— BEGIN STORED DATA —

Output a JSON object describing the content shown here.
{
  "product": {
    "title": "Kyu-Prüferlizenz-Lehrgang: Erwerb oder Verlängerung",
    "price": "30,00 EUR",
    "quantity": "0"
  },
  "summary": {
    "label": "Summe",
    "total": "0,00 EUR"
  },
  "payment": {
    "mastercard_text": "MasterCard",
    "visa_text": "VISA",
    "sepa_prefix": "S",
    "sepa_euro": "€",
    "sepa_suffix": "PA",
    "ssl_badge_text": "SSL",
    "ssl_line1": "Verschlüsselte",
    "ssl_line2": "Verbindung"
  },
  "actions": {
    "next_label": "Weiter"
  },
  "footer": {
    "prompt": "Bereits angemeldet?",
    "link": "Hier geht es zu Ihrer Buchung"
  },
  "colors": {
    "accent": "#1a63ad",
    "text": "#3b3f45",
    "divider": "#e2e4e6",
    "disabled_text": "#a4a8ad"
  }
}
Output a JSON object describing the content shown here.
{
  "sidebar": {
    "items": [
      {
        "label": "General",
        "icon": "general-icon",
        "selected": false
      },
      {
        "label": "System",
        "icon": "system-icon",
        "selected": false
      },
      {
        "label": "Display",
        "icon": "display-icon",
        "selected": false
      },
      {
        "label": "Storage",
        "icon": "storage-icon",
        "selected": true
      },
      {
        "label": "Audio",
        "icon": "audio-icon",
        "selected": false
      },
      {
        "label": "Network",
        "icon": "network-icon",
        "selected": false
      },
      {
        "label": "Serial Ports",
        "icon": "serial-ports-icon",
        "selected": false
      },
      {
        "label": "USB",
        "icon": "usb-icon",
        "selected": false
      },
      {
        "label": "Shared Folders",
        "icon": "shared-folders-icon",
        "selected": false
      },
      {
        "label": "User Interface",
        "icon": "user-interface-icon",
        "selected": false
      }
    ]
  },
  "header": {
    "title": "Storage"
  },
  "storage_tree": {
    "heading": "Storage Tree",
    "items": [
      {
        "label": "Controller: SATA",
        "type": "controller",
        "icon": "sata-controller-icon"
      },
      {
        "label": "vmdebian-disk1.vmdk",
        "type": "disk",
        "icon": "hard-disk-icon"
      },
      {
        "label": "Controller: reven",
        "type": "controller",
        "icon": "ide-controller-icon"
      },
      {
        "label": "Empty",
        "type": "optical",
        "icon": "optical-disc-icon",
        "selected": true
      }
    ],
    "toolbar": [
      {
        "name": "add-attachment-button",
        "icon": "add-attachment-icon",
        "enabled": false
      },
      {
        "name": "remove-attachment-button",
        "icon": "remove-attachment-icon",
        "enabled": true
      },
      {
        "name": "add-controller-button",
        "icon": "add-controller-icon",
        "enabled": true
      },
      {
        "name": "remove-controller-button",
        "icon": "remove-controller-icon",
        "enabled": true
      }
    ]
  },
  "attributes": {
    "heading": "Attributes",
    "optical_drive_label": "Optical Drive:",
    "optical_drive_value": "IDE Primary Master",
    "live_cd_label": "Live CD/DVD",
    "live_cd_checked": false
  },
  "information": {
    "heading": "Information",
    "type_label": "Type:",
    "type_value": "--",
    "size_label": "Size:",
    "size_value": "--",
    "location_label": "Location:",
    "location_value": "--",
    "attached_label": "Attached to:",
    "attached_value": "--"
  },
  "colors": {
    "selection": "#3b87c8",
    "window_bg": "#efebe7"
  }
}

— END STORED DATA —

• EXERCISE OBJECTIVE: Write out the entries in full, exactly as given.

• THE REPLY:
Output a JSON object describing the content shown here.
{
  "product": {
    "title": "Kyu-Prüferlizenz-Lehrgang: Erwerb oder Verlängerung",
    "price": "30,00 EUR",
    "quantity": "0"
  },
  "summary": {
    "label": "Summe",
    "total": "0,00 EUR"
  },
  "payment": {
    "mastercard_text": "MasterCard",
    "visa_text": "VISA",
    "sepa_prefix": "S",
    "sepa_euro": "€",
    "sepa_suffix": "PA",
    "ssl_badge_text": "SSL",
    "ssl_line1": "Verschlüsselte",
    "ssl_line2": "Verbindung"
  },
  "actions": {
    "next_label": "Weiter"
  },
  "footer": {
    "prompt": "Bereits angemeldet?",
    "link": "Hier geht es zu Ihrer Buchung"
  },
  "colors": {
    "accent": "#1a63ad",
    "text": "#3b3f45",
    "divider": "#e2e4e6",
    "disabled_text": "#a4a8ad"
  }
}
Output a JSON object describing the content shown here.
{
  "sidebar": {
    "items": [
      {
        "label": "General",
        "icon": "general-icon",
        "selected": false
      },
      {
        "label": "System",
        "icon": "system-icon",
        "selected": false
      },
      {
        "label": "Display",
        "icon": "display-icon",
        "selected": false
      },
      {
        "label": "Storage",
        "icon": "storage-icon",
        "selected": true
      },
      {
        "label": "Audio",
        "icon": "audio-icon",
        "selected": false
      },
      {
        "label": "Network",
        "icon": "network-icon",
        "selected": false
      },
      {
        "label": "Serial Ports",
        "icon": "serial-ports-icon",
        "selected": false
      },
      {
        "label": "USB",
        "icon": "usb-icon",
        "selected": false
      },
      {
        "label": "Shared Folders",
        "icon": "shared-folders-icon",
        "selected": false
      },
      {
        "label": "User Interface",
        "icon": "user-interface-icon",
        "selected": false
      }
    ]
  },
  "header": {
    "title": "Storage"
  },
  "storage_tree": {
    "heading": "Storage Tree",
    "items": [
      {
        "label": "Controller: SATA",
        "type": "controller",
        "icon": "sata-controller-icon"
      },
      {
        "label": "vmdebian-disk1.vmdk",
        "type": "disk",
        "icon": "hard-disk-icon"
      },
      {
        "label": "Controller: reven",
        "type": "controller",
        "icon": "ide-controller-icon"
      },
      {
        "label": "Empty",
        "type": "optical",
        "icon": "optical-disc-icon",
        "selected": true
      }
    ],
    "toolbar": [
      {
        "name": "add-attachment-button",
        "icon": "add-attachment-icon",
        "enabled": false
      },
      {
        "name": "remove-attachment-button",
        "icon": "remove-attachment-icon",
        "enabled": true
      },
      {
        "name": "add-controller-button",
        "icon": "add-controller-icon",
        "enabled": true
      },
      {
        "name": "remove-controller-button",
        "icon": "remove-controller-icon",
        "enabled": true
      }
    ]
  },
  "attributes": {
    "heading": "Attributes",
    "optical_drive_label": "Optical Drive:",
    "optical_drive_value": "IDE Primary Master",
    "live_cd_label": "Live CD/DVD",
    "live_cd_checked": false
  },
  "information": {
    "heading": "Information",
    "type_label": "Type:",
    "type_value": "--",
    "size_label": "Size:",
    "size_value": "--",
    "location_label": "Location:",
    "location_value": "--",
    "attached_label": "Attached to:",
    "attached_value": "--"
  },
  "colors": {
    "selection": "#3b87c8",
    "window_bg": "#efebe7"
  }
}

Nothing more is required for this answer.